▼

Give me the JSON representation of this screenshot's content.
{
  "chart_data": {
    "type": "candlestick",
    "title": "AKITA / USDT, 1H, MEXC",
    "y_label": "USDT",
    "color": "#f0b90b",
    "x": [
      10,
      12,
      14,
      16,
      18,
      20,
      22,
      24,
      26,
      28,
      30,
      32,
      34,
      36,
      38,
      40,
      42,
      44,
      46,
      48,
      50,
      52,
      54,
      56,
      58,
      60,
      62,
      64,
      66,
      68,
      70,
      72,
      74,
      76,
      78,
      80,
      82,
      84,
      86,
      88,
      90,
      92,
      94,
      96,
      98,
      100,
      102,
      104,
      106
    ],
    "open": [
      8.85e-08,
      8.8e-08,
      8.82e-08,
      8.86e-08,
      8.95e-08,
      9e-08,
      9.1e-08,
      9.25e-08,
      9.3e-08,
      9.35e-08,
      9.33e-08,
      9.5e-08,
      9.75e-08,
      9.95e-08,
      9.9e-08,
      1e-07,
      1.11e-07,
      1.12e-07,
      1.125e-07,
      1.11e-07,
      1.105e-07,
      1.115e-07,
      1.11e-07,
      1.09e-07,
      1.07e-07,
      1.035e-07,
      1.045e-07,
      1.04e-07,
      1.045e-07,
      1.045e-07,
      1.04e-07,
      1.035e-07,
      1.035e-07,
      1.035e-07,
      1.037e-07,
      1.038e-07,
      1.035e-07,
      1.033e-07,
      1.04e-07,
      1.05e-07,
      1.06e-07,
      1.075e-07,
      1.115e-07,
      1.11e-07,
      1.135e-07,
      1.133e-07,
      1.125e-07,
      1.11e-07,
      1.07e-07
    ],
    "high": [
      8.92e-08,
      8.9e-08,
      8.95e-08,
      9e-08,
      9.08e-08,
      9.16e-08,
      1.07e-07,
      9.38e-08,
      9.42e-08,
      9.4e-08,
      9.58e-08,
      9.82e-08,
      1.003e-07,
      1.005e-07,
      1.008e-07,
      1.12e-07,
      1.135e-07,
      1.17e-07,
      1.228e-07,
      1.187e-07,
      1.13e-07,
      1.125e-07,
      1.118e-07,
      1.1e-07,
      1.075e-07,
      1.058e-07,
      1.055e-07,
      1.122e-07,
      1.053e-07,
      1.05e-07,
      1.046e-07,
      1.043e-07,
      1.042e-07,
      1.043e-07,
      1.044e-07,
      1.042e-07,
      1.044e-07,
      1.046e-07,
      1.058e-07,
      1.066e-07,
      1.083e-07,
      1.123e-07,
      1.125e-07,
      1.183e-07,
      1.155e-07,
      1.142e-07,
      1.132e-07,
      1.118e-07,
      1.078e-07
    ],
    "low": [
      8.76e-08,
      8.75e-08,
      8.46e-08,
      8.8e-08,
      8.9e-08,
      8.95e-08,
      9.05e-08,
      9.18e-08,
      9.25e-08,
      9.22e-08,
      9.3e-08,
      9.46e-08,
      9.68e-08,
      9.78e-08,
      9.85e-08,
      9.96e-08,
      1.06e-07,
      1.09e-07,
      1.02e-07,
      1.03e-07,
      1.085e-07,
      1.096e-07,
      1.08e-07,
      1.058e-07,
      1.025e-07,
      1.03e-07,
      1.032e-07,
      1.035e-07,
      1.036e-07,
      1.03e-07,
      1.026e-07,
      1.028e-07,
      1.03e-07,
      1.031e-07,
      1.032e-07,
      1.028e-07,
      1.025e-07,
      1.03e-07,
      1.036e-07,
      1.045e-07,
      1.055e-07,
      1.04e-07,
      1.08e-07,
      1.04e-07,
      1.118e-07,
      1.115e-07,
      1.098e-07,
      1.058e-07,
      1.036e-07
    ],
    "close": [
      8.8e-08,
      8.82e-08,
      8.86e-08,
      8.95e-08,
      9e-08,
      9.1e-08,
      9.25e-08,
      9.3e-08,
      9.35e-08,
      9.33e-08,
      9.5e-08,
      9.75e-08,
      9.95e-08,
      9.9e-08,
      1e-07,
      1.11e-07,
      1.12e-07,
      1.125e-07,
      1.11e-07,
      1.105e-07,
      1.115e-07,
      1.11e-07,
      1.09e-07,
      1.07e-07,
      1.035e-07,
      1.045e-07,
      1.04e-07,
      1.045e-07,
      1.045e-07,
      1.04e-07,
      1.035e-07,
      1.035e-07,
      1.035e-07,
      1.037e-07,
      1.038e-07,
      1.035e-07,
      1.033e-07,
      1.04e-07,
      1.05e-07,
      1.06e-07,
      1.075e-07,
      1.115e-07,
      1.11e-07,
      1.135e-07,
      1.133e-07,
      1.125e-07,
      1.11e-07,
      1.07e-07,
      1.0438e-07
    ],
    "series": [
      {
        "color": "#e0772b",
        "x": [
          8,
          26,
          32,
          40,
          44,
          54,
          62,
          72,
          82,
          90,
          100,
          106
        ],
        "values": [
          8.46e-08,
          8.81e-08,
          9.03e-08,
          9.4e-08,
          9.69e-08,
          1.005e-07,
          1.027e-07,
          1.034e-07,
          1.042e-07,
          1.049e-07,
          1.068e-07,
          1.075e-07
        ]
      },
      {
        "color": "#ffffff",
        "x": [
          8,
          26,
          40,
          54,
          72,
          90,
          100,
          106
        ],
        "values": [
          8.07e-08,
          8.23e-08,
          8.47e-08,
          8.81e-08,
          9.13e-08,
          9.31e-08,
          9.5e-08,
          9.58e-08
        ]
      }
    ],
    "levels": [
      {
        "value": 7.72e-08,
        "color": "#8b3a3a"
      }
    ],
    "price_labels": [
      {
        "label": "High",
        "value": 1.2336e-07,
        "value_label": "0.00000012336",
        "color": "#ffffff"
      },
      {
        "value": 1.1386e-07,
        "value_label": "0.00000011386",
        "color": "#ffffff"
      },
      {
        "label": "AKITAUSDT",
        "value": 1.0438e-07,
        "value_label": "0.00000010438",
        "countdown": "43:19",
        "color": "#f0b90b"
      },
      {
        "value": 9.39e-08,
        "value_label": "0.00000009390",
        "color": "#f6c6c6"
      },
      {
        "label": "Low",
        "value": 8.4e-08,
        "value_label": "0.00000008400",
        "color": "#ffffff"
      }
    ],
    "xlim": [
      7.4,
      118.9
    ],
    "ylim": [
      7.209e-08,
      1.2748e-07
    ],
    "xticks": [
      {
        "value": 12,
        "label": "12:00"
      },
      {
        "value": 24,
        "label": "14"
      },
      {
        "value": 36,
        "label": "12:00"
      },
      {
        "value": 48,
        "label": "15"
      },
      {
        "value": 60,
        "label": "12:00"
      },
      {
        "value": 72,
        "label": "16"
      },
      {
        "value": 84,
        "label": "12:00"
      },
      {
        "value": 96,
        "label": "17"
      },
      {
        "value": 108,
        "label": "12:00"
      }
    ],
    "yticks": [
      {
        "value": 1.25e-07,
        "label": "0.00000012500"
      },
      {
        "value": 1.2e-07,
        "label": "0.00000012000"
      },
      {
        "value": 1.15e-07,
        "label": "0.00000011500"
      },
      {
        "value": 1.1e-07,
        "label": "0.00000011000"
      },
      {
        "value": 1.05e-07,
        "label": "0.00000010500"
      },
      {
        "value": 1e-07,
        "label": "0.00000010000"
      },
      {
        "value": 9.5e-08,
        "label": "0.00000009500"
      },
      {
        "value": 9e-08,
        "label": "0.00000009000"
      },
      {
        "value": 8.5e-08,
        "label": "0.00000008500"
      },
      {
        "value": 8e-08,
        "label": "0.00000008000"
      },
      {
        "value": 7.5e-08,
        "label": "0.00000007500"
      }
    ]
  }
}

▲

## TASK DETAILS
Copy out each line of the material that holds the word "color".

## ANSWER FOR THIS EXERCISE
    "color": "#f0b90b",
        "color": "#e0772b",
        "color": "#ffffff",
        "color": "#8b3a3a"
        "color": "#ffffff"
        "color": "#ffffff"
        "color": "#f0b90b"
        "color": "#f6c6c6"
        "color": "#ffffff"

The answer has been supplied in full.